TASK STATEMENT =
Copy out each line featuring the string "information" from the entries beneath.

SUPPLIED ENTRIES =
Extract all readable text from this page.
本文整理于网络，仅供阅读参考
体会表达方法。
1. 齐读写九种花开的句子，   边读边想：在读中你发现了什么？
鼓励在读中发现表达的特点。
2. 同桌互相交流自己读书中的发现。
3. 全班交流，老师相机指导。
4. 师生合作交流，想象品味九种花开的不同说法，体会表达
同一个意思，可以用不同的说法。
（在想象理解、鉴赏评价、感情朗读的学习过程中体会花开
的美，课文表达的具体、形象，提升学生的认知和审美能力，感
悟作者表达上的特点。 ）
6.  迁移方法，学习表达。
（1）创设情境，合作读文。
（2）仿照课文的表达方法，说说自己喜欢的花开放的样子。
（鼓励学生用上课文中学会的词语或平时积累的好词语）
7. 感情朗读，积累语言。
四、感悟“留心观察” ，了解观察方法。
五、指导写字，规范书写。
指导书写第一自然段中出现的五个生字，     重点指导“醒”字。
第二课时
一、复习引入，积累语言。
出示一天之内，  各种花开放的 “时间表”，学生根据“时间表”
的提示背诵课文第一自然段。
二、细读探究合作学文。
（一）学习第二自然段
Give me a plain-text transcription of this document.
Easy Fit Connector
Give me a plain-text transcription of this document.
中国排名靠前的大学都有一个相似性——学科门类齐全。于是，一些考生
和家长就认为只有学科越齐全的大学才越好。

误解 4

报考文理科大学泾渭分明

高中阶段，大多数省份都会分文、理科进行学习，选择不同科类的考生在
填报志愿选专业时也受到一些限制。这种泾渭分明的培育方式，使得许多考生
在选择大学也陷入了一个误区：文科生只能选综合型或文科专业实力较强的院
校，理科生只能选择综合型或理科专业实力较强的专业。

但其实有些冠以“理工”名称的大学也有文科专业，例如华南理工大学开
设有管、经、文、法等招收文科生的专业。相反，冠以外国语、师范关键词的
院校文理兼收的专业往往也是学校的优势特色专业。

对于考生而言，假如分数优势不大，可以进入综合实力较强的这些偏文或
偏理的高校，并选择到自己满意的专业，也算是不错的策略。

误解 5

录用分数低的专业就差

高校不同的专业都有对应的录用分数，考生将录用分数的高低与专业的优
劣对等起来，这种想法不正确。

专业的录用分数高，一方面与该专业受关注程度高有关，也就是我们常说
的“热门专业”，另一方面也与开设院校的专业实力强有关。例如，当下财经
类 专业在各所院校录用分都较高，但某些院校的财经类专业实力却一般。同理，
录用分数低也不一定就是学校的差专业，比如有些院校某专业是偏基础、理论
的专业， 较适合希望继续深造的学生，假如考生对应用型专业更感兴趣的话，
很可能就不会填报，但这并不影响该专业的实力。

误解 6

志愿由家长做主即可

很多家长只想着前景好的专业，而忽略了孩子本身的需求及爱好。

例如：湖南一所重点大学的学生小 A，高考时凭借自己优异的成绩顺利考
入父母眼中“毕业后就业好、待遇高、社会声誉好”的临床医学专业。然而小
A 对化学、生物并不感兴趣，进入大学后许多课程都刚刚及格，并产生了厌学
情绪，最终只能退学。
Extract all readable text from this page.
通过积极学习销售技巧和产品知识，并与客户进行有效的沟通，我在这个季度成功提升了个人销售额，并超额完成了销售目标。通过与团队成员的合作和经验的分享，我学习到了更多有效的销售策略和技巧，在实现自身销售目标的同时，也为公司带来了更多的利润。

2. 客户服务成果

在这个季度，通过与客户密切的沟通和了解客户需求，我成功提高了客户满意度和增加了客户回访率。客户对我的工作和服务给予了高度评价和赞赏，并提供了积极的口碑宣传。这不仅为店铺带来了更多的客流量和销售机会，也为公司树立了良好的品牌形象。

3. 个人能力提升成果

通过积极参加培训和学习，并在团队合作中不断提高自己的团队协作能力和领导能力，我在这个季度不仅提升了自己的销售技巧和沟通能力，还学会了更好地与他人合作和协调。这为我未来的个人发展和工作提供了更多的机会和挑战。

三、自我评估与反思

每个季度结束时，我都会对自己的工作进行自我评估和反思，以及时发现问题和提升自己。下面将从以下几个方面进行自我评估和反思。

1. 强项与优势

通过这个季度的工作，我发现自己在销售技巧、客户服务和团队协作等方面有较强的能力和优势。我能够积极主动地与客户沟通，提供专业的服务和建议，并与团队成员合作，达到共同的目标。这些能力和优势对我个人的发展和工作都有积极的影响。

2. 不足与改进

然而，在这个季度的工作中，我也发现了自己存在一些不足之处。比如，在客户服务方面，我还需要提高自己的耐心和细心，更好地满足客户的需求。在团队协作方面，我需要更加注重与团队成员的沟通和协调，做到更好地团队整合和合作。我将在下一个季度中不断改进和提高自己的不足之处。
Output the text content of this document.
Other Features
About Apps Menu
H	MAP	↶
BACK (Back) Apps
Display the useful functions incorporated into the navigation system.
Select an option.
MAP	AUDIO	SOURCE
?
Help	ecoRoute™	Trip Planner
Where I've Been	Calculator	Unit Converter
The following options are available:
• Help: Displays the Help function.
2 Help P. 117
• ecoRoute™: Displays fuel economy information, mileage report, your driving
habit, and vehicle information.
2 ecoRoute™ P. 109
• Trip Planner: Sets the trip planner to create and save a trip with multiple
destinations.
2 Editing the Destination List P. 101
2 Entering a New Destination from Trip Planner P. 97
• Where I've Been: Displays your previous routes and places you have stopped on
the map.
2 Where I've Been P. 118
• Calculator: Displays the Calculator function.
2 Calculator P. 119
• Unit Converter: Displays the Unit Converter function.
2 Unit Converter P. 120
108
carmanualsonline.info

FINISHED ANSWER =
• ecoRoute™: Displays fuel economy information, mileage report, your driving
habit, and vehicle information.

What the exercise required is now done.